QUOTED TEXT:
[BEGIN]

# Metropolis Ark 5 Video - Writing "Escape from Metropolis"



## David Kudell (Dec 21, 2021)

I had so much fun writing this theme "Escape from Metropolis" for the debut of Metropolis Ark 5. I’ve also created a video that walks through how I put it together. Hope it's helpful!


----------



## dcoscina (Dec 21, 2021)

David seems like a super nice guy and his setup looks cool. You keep doing you David! (cool name too


----------



## David Kudell (Dec 21, 2021)

dcoscina said:


> David seems like a super nice guy and his setup looks cool. You keep doing you David! (cool name too


Thanks from one David to another!


----------



## Giscard Rasquin (Dec 21, 2021)

Awesome track David and thanks for the walkthrough!


----------



## dcoscina (Dec 21, 2021)

David Kudell said:


> Thanks from one David to another!


I like your track. Also enjoyed your cue from The Clause Family 2.


----------



## José Herring (Dec 21, 2021)

Nice themes in this cue. I also like the fact that Arc 5 seems to be big but also incredibly detailed sound as well.

[END]

DATASET EXCERPT:

[BEGIN]

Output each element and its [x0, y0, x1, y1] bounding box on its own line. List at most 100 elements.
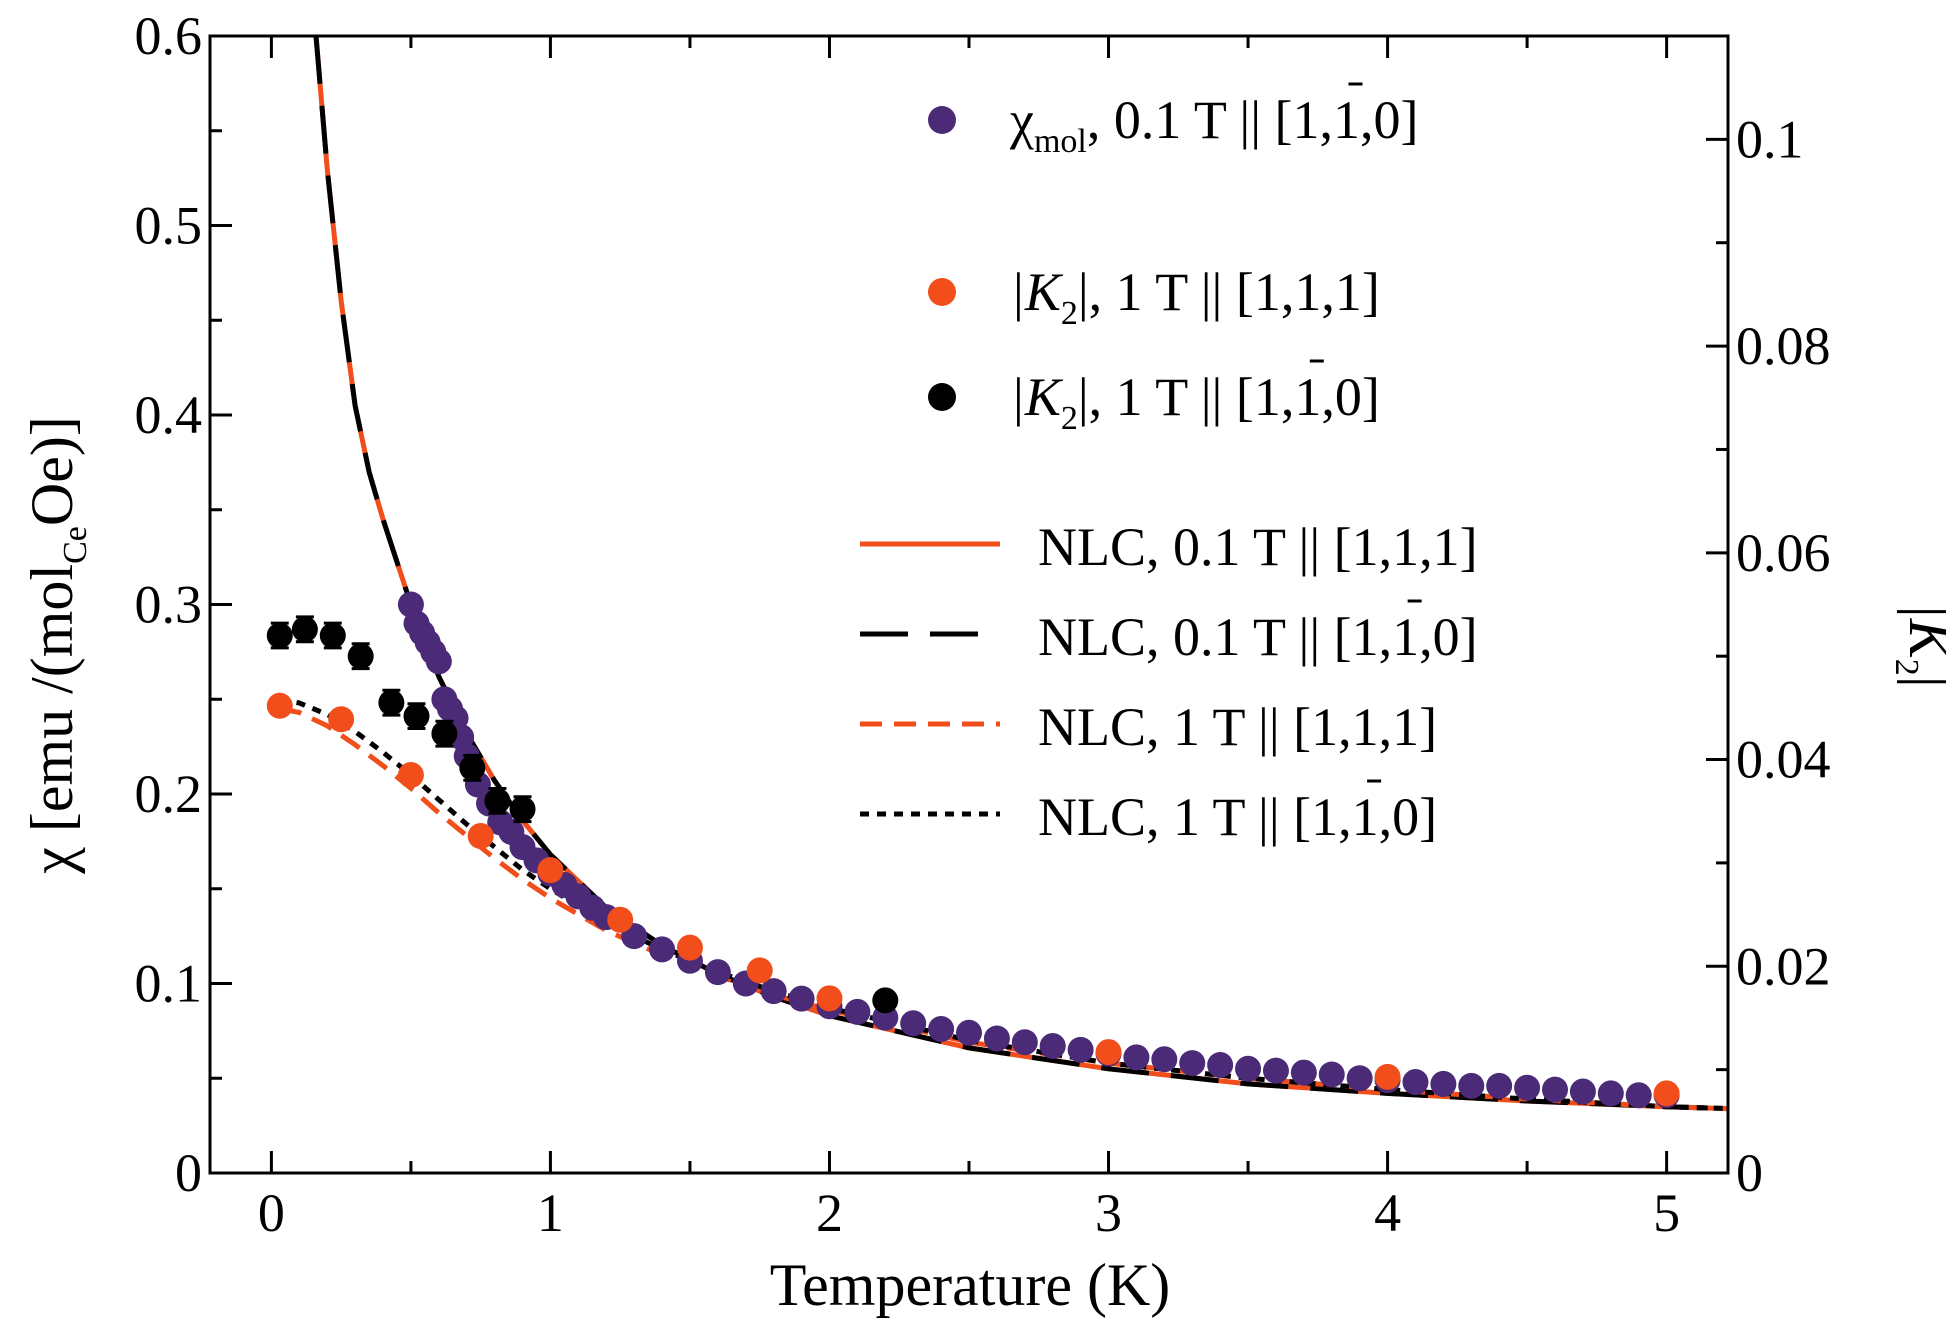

[END]

TASKS TO COMPLETE:
(a) Who are all the distinct users who post in the forum thread about the Metropolis Ark 5 video?
(b) Write what comes next in the forum thread about the Metropolis Ark 5 video, picking up after its final sentence.
Nothing in the material is needed here.

RESPONSES:
(a) David Kudell, dcoscina, Giscard Rasquin, José Herring

(b)
----------



## David Kudell (Dec 21, 2021)

José Herring said:


> Nice themes in this cue. I also like the fact that Arc 5 seems to be big but also incredibly detailed sound as well.


That’s something I never thought of, but you’re right. I think it helps that I didn’t need to use reverb on anything (other than the choir - I did put a smidge on that).


----------



## mrnobody (Dec 21, 2021)

great cue. well done. i enjoyed the walkthrough


----------



## RSK (Dec 21, 2021)

Very well done. Thanks for sharing!


----------



## dcoscina (Dec 21, 2021)

David Kudell said:


> That’s something I never thought of, but you’re right. I think it helps that I didn’t need to use reverb on anything (other than the choir - I did put a smidge on that).


the major/minor chord figures are really next-level great. Yeah, we can try to achieve the same thing with legatos but it's not quite the same. You can get that end of Princess Leia string/wind thing really easily with these patches now.


----------



## Ricgus3 (Dec 21, 2021)

Hi David! Amazing track! As a non Ark owner Does this makes sense as my first Ark purchase to complementary to Nucleus and some spitfire stuff ?


----------



## Emmanuel Rousseau (Dec 21, 2021)

Congrats on the track @David Kudell, the main hero theme is really awesome  Very piece with plenty of moods and surprises.


----------



## David Kudell (Dec 22, 2021)

Ricgus3 said:


> Hi David! Amazing track! As a non Ark owner Does this makes sense as my first Ark purchase to complementary to Nucleus and some spitfire stuff ?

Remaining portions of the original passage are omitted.